Exercise aim » Gather all lines in the entries that include the word "deseado".
··· Provided material
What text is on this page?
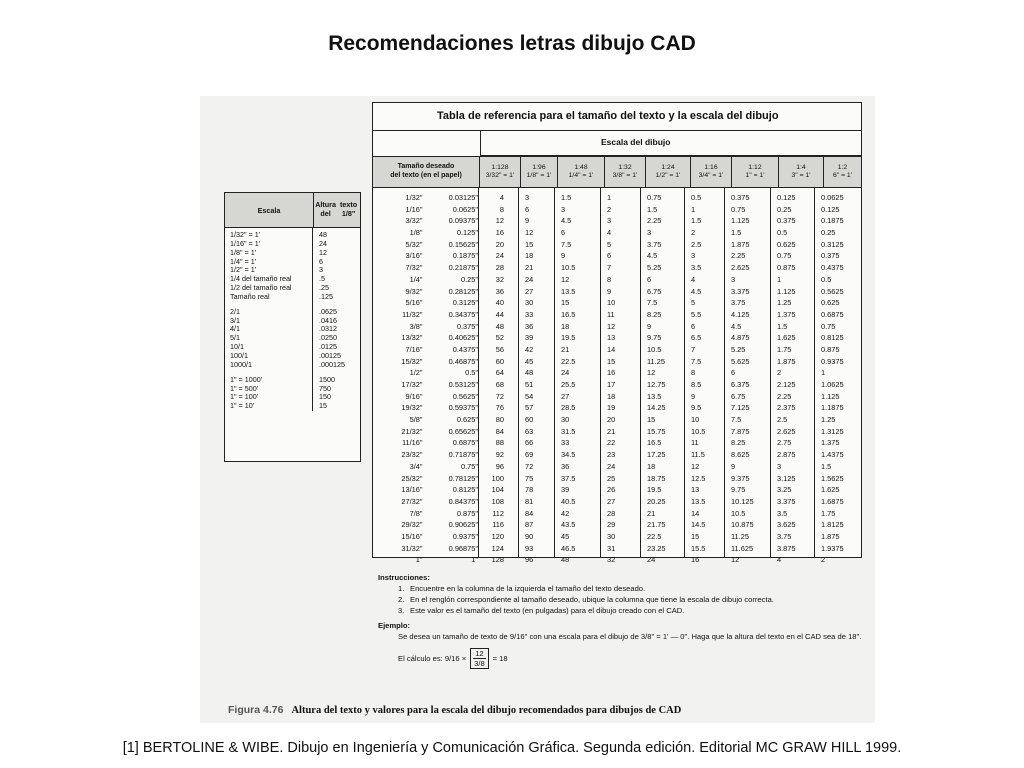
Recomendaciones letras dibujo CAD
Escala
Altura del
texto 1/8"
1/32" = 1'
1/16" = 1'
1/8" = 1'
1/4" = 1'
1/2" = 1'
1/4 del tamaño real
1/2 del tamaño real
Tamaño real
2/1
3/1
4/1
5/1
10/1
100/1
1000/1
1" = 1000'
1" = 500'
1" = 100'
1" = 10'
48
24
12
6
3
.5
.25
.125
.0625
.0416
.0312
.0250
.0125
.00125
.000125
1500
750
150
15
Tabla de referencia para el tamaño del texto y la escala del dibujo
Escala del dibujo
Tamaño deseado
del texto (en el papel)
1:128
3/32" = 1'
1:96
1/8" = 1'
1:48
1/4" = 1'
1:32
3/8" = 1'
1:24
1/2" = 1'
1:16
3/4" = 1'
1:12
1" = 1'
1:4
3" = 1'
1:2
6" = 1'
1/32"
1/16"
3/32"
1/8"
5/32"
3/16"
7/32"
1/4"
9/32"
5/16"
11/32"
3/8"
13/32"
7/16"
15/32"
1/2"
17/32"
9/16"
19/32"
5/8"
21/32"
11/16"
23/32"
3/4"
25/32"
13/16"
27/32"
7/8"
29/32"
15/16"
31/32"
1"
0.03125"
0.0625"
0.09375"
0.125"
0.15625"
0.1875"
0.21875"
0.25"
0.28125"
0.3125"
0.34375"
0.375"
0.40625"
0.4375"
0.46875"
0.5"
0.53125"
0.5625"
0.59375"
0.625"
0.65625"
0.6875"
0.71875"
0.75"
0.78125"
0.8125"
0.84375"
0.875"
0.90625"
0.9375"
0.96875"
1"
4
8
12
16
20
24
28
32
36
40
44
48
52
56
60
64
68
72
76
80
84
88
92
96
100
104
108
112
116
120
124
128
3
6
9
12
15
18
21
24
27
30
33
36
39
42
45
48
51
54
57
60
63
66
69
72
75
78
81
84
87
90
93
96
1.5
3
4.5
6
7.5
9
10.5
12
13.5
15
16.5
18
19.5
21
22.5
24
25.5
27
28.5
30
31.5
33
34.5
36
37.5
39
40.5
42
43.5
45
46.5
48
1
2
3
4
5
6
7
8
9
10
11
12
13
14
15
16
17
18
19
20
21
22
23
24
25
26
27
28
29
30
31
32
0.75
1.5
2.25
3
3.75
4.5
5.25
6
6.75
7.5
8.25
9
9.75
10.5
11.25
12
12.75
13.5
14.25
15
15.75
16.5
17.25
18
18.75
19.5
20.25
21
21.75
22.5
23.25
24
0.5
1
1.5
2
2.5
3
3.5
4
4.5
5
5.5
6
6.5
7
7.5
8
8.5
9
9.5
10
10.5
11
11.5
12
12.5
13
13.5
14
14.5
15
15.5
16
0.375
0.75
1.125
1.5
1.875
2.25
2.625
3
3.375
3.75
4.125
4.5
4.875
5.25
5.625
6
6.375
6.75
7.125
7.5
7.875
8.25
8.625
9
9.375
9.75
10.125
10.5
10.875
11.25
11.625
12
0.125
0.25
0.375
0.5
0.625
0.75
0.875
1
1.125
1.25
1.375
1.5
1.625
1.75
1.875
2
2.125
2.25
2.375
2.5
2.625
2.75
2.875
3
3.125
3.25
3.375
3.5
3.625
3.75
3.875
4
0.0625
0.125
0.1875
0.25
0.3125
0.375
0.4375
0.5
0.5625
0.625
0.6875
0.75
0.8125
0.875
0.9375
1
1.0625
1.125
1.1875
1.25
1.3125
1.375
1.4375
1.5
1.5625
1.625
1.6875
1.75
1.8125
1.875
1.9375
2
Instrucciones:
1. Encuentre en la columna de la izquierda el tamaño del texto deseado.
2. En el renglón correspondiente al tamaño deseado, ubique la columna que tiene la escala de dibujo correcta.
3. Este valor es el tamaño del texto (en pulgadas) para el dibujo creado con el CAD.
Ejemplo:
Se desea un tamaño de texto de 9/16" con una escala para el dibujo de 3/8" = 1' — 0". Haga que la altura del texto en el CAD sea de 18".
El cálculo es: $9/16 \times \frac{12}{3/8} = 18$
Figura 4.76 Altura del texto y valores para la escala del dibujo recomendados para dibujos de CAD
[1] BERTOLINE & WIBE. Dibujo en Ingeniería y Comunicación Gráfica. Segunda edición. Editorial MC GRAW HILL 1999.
······
··· Provided material
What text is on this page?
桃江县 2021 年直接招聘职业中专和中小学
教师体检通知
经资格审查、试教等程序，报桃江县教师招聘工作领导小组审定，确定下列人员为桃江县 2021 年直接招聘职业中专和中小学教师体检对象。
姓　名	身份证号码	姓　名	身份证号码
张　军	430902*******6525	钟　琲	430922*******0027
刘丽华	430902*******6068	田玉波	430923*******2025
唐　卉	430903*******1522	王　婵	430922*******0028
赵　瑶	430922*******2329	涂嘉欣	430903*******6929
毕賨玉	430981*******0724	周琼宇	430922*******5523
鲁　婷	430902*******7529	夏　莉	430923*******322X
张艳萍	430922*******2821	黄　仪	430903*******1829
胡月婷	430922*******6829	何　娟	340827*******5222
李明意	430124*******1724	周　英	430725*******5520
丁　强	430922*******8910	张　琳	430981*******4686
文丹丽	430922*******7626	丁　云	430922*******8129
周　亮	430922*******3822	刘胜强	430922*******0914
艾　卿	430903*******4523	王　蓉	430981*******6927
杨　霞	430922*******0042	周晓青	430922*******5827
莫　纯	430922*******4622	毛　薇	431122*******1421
······
Written solution »
Tamaño deseado
1. Encuentre en la columna de la izquierda el tamaño del texto deseado.
2. En el renglón correspondiente al tamaño deseado, ubique la columna que tiene la escala de dibujo correcta.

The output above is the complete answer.